→ **WORK REQUEST**
Below are the records; give the number of their lines that contain the word "assess" and nothing more.

-- EXERCISE INPUTS follows --

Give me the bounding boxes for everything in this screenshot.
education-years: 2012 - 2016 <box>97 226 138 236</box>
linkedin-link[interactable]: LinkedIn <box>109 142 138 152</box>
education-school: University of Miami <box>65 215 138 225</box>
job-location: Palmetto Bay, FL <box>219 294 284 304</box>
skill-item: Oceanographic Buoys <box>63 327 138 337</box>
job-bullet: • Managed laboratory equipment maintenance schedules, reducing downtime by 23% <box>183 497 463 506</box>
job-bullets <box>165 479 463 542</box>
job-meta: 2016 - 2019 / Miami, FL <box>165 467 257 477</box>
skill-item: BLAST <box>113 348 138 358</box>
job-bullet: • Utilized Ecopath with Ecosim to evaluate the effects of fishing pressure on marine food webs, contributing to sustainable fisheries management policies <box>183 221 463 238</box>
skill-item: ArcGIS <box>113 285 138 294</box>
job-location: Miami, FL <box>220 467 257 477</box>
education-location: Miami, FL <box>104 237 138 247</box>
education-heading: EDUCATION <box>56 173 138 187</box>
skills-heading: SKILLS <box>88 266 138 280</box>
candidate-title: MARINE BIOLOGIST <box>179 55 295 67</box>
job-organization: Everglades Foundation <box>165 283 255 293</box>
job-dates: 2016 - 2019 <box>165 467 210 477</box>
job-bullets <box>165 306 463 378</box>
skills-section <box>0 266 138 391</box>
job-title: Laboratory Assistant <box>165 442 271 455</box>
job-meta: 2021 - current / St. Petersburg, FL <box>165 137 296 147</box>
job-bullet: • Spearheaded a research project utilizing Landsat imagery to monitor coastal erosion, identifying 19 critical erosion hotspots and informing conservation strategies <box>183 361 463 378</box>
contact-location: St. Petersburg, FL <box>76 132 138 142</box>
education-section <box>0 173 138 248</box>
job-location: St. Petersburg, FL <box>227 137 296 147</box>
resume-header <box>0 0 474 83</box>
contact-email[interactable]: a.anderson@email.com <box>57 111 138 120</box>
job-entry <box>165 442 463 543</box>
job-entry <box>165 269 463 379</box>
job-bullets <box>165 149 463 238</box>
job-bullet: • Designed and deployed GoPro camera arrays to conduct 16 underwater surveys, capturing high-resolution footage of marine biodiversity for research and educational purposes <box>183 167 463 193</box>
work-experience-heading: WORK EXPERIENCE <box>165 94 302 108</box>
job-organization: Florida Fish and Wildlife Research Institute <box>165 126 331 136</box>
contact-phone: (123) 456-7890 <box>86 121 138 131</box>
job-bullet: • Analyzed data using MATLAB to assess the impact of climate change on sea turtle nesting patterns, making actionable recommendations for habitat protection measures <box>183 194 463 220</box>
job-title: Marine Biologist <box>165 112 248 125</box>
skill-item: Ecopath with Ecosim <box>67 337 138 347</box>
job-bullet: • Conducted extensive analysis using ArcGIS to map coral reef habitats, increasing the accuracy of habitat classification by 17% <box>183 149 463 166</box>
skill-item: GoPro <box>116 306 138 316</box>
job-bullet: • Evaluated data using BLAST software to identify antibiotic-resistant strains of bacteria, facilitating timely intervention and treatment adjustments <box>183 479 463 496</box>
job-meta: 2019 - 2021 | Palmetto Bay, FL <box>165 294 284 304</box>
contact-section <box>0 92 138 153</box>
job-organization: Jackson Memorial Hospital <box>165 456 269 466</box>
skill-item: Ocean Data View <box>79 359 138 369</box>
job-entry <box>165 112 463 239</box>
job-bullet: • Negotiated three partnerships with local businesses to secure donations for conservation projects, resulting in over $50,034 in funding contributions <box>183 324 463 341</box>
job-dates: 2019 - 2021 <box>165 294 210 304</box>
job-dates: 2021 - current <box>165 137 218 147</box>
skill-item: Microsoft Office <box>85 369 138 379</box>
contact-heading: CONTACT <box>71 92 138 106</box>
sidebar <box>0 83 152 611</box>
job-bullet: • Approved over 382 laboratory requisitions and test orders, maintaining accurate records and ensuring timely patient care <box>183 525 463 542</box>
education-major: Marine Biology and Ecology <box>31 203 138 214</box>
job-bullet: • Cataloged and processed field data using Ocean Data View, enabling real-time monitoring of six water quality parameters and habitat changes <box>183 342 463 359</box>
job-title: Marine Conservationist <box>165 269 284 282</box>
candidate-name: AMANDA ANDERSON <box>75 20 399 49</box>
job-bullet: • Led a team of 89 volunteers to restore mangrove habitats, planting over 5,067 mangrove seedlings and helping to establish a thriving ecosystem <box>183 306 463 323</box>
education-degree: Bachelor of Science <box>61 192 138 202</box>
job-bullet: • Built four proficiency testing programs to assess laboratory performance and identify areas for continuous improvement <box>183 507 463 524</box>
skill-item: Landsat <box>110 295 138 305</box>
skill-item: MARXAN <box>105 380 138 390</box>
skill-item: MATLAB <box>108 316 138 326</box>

-- EXERCISE INPUTS concluded --

→ **TASK RESPONSE**
2